Raw records:

* Start *

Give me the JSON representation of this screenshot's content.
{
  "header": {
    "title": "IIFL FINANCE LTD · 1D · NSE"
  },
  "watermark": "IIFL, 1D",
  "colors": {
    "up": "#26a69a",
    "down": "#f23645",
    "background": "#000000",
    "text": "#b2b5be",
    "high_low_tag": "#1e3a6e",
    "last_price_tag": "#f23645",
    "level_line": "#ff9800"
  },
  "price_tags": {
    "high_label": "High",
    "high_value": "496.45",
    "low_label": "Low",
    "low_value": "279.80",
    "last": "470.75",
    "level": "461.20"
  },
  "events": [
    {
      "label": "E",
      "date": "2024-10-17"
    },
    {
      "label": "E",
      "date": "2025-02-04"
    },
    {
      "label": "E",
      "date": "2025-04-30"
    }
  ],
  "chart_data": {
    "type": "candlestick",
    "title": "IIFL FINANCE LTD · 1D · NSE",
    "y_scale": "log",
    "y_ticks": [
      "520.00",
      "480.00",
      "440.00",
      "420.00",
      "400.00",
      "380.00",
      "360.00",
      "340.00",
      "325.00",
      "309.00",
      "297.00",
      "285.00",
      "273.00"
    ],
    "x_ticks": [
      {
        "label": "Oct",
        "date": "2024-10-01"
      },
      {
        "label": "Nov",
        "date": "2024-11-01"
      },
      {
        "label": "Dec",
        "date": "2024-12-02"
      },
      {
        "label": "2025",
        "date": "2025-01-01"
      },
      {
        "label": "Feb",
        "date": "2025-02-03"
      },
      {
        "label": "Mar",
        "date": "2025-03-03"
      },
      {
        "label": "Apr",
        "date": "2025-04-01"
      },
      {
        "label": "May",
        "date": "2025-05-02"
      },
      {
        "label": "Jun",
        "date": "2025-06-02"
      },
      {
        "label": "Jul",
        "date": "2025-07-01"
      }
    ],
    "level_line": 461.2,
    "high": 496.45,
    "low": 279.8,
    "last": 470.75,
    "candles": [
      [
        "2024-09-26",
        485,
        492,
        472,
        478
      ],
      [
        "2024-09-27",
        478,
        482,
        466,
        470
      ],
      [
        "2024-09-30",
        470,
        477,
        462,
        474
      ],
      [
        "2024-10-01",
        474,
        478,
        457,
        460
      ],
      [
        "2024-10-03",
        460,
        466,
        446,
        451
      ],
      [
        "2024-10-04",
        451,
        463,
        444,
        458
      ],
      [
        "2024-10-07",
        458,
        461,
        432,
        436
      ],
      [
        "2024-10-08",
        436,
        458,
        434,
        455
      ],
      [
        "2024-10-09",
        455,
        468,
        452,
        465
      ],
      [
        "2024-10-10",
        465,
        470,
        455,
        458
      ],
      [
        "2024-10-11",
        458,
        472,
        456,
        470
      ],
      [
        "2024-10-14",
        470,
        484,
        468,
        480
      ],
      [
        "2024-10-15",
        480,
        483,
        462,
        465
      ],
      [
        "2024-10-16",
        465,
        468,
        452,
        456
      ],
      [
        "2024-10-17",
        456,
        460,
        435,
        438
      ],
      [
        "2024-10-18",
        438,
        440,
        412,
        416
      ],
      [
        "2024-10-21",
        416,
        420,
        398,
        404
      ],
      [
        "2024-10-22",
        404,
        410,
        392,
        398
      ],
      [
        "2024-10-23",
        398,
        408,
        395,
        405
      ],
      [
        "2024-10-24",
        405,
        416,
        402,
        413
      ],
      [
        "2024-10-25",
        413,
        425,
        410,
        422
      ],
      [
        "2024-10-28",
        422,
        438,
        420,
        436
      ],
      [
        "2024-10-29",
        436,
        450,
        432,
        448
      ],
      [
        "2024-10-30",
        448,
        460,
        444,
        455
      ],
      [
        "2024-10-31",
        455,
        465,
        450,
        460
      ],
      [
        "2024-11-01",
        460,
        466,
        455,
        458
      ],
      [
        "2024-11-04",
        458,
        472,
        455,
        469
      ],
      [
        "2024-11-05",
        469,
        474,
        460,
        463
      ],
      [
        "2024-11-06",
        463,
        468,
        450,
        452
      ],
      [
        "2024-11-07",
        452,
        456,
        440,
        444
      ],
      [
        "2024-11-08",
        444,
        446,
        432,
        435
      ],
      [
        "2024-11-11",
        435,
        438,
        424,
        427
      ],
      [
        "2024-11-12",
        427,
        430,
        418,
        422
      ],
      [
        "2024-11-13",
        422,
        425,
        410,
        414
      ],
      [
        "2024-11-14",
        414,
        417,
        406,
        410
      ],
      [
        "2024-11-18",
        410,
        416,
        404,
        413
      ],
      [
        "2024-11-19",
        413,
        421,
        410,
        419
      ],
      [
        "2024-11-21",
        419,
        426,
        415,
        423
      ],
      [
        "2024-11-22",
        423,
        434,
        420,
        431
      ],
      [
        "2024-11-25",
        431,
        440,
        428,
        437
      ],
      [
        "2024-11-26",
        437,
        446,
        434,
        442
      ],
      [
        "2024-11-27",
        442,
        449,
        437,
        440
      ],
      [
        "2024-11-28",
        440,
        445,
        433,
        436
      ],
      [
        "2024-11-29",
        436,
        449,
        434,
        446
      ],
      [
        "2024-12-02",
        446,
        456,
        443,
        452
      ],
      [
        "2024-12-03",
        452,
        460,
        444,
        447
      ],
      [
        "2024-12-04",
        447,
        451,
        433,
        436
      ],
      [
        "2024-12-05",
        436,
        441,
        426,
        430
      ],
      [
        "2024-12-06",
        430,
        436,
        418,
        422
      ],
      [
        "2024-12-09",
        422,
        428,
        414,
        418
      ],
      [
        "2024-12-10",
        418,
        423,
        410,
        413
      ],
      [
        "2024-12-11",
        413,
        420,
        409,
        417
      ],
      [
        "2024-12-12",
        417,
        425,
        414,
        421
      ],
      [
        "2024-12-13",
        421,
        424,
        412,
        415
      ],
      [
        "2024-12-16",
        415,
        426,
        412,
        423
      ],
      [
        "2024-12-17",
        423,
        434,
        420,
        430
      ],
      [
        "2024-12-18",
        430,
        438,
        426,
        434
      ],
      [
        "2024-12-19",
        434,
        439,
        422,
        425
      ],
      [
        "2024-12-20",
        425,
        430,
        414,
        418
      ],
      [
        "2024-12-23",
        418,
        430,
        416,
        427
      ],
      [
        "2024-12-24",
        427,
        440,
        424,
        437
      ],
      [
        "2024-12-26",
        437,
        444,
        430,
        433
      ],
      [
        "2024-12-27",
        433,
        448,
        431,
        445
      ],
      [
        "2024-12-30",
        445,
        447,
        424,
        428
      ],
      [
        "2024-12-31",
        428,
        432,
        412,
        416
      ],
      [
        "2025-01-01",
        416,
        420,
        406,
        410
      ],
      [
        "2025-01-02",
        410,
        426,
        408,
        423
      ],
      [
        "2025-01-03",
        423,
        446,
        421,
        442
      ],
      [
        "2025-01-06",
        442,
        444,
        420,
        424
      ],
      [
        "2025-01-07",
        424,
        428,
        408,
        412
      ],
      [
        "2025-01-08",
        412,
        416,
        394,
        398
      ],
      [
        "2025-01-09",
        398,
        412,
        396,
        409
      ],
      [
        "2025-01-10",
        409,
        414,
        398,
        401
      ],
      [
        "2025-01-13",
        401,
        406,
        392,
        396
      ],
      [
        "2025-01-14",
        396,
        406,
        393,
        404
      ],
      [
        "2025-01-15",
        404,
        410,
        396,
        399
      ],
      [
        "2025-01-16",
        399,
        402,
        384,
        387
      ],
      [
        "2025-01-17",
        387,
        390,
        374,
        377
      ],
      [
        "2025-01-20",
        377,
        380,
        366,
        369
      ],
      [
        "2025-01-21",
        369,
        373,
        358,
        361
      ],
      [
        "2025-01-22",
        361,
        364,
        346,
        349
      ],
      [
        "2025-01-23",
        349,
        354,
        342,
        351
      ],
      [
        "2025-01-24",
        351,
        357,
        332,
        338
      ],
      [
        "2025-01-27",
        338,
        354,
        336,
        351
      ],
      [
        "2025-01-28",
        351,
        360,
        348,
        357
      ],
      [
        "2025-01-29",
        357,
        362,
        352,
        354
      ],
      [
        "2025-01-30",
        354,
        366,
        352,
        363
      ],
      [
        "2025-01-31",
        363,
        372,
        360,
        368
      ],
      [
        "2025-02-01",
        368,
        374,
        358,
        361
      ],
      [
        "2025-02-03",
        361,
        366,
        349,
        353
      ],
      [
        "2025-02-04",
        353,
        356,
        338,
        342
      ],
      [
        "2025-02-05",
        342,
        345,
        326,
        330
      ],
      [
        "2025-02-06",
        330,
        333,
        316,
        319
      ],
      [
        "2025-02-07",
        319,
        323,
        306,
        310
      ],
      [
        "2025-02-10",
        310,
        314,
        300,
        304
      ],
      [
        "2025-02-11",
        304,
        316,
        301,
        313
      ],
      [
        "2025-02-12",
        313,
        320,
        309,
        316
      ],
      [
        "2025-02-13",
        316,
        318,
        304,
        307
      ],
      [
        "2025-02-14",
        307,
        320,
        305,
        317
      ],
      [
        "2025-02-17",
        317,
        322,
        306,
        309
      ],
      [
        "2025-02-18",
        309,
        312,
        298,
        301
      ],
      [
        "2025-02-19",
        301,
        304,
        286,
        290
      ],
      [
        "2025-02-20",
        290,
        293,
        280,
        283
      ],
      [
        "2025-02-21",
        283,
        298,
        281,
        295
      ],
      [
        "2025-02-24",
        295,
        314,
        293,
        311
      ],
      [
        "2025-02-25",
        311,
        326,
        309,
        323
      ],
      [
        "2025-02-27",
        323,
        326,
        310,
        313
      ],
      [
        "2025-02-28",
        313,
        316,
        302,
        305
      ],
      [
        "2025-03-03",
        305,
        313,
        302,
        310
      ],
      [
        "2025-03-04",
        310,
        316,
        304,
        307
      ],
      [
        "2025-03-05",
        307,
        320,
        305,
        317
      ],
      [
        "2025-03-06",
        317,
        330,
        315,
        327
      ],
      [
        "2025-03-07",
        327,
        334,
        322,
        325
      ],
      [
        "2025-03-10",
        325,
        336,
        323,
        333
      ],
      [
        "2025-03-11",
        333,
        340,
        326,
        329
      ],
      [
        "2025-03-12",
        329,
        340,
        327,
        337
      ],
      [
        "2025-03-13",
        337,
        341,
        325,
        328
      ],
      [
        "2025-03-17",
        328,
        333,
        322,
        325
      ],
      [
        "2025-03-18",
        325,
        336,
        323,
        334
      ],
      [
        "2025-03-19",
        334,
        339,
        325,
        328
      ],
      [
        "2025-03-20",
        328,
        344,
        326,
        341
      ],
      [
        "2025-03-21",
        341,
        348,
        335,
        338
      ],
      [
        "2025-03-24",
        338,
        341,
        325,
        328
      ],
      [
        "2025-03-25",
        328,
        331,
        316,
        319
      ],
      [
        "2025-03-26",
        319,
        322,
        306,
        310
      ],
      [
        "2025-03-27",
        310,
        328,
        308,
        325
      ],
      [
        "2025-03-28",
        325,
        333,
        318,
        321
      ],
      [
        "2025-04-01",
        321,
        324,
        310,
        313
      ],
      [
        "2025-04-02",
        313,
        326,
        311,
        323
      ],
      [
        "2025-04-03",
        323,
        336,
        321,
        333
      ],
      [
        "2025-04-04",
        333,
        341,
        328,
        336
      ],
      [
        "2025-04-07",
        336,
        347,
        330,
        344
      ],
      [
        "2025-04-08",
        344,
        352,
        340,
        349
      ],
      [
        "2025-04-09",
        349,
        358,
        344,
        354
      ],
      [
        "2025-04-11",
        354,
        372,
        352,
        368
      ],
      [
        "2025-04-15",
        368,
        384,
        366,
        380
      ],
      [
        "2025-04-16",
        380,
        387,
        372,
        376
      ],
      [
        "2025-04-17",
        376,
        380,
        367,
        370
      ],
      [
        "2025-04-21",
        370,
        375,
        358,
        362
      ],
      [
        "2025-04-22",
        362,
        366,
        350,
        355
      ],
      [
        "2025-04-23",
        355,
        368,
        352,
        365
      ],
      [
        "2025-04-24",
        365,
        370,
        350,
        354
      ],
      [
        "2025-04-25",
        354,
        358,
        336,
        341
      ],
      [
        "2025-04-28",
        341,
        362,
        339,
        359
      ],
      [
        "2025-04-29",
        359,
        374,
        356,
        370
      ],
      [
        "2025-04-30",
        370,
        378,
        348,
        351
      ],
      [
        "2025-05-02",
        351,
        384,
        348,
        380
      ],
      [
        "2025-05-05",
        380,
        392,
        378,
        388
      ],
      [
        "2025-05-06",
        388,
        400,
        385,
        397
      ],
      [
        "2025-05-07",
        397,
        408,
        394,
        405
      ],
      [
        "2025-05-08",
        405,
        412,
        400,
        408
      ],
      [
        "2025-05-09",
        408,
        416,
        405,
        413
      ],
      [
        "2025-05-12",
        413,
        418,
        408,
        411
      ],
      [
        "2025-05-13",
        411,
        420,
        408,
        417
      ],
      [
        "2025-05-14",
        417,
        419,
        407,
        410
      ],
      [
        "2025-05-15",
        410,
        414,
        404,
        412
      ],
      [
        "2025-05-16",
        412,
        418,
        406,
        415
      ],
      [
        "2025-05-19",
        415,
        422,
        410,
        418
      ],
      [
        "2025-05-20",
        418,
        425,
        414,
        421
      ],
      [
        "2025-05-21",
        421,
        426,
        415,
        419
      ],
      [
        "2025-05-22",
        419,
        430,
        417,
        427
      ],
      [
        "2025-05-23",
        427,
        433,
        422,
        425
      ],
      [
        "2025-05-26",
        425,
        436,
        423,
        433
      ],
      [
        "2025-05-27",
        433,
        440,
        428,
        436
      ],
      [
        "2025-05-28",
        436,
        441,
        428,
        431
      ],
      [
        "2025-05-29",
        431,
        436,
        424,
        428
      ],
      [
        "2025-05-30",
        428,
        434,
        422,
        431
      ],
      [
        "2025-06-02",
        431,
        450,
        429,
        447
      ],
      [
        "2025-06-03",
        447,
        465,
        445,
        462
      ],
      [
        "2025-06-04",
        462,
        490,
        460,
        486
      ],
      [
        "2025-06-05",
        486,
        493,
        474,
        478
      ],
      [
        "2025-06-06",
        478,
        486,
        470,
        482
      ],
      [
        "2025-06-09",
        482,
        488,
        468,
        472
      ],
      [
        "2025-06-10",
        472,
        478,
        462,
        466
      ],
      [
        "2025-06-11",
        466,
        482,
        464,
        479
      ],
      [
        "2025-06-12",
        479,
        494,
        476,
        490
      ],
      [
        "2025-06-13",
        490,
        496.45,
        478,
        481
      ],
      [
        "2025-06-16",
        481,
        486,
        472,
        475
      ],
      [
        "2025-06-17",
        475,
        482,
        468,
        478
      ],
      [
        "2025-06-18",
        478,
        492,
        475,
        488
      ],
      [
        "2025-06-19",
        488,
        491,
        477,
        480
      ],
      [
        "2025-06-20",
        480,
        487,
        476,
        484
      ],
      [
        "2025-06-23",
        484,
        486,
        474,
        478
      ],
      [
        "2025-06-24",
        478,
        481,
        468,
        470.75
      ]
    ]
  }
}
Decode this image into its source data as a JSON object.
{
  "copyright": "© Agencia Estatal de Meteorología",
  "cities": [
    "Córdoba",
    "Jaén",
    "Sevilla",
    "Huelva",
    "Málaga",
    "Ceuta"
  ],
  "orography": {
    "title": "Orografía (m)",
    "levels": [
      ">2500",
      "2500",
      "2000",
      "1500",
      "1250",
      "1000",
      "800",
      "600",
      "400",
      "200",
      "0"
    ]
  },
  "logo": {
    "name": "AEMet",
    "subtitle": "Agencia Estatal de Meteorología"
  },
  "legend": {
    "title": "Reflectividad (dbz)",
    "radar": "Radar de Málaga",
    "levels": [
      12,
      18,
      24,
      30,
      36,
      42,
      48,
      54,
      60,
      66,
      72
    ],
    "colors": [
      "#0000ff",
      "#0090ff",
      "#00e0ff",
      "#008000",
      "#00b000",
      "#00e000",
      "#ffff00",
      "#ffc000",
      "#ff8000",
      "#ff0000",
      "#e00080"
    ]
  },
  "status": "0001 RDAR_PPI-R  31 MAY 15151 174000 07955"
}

* End *

**Goal:**
Look through the entries above. Extract each line with the word "Agencia".

**Response for this exercise:**
  "copyright": "© Agencia Estatal de Meteorología",
    "subtitle": "Agencia Estatal de Meteorología"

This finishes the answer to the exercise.